**YOUR OBJECTIVE:** Starting at the beginning of the listing and ending at the line containing "message-arrow-client-hello: Client Hello: [424, 351, 664, 377]", write those lines out again, switching "globe-icon" to "world-icon" and leaving everything else unchanged.

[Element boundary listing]
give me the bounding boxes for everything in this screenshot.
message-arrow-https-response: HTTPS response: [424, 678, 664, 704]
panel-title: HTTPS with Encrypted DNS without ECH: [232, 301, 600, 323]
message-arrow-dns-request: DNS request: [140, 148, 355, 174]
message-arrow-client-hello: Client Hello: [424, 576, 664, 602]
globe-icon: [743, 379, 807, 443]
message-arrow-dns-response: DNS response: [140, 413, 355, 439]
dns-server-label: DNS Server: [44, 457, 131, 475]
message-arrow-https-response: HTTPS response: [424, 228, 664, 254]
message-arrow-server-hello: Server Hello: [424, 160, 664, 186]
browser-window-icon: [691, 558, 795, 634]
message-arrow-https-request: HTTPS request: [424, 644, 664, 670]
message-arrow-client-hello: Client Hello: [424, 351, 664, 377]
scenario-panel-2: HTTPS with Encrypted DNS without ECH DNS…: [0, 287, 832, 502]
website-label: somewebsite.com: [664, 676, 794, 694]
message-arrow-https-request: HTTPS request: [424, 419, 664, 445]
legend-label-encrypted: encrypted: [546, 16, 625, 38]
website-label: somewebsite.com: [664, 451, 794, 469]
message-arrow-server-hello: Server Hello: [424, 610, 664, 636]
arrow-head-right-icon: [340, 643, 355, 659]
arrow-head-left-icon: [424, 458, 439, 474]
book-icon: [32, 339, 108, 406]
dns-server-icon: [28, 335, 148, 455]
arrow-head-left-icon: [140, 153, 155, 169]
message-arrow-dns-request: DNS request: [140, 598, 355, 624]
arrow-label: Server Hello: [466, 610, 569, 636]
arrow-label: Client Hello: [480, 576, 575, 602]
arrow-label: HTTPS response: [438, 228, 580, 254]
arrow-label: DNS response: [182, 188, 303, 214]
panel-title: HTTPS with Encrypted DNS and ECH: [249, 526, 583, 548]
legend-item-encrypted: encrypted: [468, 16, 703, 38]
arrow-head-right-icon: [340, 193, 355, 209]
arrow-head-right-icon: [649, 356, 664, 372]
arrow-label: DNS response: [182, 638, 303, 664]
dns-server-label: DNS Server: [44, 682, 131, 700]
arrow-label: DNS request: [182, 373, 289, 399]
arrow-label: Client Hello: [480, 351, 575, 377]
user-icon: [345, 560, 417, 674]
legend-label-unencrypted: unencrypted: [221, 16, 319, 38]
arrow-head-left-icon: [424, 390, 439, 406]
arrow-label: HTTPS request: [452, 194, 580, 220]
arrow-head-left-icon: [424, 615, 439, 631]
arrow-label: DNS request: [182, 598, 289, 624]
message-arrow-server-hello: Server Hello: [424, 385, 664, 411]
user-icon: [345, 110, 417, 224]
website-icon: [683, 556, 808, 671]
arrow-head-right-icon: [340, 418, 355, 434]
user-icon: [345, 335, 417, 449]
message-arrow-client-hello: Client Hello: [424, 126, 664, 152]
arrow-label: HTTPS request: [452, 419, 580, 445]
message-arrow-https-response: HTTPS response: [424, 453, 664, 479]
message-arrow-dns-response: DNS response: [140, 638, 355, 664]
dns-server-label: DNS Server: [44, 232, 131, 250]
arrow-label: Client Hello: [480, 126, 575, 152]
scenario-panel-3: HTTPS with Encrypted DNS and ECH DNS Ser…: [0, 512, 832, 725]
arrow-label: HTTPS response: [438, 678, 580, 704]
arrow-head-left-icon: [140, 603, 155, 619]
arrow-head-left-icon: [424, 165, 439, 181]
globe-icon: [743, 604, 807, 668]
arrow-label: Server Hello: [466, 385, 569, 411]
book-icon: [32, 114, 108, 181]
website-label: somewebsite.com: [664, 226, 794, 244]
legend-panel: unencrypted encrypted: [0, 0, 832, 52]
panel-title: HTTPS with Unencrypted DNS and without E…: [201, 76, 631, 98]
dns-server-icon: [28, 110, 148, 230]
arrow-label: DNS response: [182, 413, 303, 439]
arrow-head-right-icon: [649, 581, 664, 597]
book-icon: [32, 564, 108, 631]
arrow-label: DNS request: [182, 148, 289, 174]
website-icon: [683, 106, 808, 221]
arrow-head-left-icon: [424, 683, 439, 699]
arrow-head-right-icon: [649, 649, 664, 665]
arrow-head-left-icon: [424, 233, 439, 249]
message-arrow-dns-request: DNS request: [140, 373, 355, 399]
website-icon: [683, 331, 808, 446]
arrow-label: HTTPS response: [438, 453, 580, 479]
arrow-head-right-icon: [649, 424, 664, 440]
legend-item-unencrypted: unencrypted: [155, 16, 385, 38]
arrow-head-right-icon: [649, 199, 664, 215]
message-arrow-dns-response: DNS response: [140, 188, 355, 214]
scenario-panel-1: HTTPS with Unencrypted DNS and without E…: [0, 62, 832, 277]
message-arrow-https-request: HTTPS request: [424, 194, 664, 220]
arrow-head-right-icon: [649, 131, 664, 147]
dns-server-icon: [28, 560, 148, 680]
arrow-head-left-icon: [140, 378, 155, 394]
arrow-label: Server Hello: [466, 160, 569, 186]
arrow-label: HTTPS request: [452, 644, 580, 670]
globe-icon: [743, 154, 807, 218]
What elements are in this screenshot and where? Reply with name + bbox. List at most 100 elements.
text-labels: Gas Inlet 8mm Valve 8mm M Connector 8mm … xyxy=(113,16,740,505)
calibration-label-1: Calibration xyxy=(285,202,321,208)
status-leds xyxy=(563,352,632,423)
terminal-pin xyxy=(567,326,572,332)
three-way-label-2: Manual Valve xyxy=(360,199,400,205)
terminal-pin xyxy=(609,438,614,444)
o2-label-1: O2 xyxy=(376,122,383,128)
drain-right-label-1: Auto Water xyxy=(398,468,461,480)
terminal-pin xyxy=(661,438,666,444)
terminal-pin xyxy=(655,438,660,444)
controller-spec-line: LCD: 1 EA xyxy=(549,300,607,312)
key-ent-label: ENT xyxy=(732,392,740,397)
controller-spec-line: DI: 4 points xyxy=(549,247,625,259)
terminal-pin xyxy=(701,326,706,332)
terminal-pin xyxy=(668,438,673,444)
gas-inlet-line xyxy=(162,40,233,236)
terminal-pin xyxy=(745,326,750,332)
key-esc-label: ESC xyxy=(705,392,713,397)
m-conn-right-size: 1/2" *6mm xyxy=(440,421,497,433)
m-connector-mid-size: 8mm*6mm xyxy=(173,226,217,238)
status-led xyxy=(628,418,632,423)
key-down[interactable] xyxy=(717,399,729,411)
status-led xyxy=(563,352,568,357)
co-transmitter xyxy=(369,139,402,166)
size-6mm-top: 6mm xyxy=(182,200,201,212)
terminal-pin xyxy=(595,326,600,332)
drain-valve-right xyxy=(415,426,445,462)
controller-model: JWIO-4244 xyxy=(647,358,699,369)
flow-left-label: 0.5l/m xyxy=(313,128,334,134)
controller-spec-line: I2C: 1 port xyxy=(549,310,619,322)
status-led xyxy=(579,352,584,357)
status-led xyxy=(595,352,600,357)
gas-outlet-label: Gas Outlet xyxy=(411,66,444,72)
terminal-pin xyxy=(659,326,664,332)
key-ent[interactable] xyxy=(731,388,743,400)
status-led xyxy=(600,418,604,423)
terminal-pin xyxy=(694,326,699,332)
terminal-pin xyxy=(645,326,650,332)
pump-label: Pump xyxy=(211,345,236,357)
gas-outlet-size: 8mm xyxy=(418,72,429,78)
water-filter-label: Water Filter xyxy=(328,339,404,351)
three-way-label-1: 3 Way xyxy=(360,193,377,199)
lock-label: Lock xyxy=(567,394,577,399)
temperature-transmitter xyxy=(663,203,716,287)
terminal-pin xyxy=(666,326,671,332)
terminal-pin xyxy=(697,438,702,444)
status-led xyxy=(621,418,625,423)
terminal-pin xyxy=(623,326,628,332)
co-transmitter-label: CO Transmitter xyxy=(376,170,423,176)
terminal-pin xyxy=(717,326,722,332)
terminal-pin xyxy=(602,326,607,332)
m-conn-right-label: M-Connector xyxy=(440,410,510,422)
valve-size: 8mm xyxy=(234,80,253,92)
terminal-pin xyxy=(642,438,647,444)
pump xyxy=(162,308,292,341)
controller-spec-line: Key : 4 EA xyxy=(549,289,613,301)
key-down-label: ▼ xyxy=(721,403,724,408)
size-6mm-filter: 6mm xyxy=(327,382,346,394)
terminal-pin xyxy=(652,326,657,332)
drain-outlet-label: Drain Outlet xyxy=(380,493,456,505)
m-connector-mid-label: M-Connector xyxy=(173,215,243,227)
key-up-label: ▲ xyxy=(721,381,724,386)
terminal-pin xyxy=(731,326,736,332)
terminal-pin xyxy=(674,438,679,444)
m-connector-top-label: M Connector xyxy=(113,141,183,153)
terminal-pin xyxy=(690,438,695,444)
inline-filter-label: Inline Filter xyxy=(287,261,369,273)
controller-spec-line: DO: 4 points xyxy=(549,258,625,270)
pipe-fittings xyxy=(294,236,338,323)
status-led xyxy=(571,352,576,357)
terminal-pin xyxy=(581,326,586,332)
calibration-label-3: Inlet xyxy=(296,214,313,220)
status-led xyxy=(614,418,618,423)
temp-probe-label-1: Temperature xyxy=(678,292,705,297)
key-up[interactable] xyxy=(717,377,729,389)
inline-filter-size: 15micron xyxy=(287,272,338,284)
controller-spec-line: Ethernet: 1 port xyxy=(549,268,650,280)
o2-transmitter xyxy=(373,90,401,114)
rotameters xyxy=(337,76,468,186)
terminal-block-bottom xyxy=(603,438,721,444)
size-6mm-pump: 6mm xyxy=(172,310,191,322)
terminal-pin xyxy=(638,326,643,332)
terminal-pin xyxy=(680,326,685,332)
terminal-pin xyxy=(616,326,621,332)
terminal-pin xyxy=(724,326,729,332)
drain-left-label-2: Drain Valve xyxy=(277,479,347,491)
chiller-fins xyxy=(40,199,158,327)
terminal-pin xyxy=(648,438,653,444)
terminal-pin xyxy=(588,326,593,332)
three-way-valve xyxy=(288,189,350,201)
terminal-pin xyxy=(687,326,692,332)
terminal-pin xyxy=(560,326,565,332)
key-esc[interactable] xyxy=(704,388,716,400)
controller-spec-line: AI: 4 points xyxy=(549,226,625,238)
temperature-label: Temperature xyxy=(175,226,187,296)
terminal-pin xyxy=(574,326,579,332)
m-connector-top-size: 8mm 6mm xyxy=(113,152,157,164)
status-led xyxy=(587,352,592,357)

**REPLY:**
give me the bounding boxes for everything in this screenshot.
message-arrow-https-response: HTTPS response: [424, 678, 664, 704]
panel-title: HTTPS with Encrypted DNS without ECH: [232, 301, 600, 323]
message-arrow-dns-request: DNS request: [140, 148, 355, 174]
message-arrow-client-hello: Client Hello: [424, 576, 664, 602]
world-icon: [743, 379, 807, 443]
message-arrow-dns-response: DNS response: [140, 413, 355, 439]
dns-server-label: DNS Server: [44, 457, 131, 475]
message-arrow-https-response: HTTPS response: [424, 228, 664, 254]
message-arrow-server-hello: Server Hello: [424, 160, 664, 186]
browser-window-icon: [691, 558, 795, 634]
message-arrow-https-request: HTTPS request: [424, 644, 664, 670]
message-arrow-client-hello: Client Hello: [424, 351, 664, 377]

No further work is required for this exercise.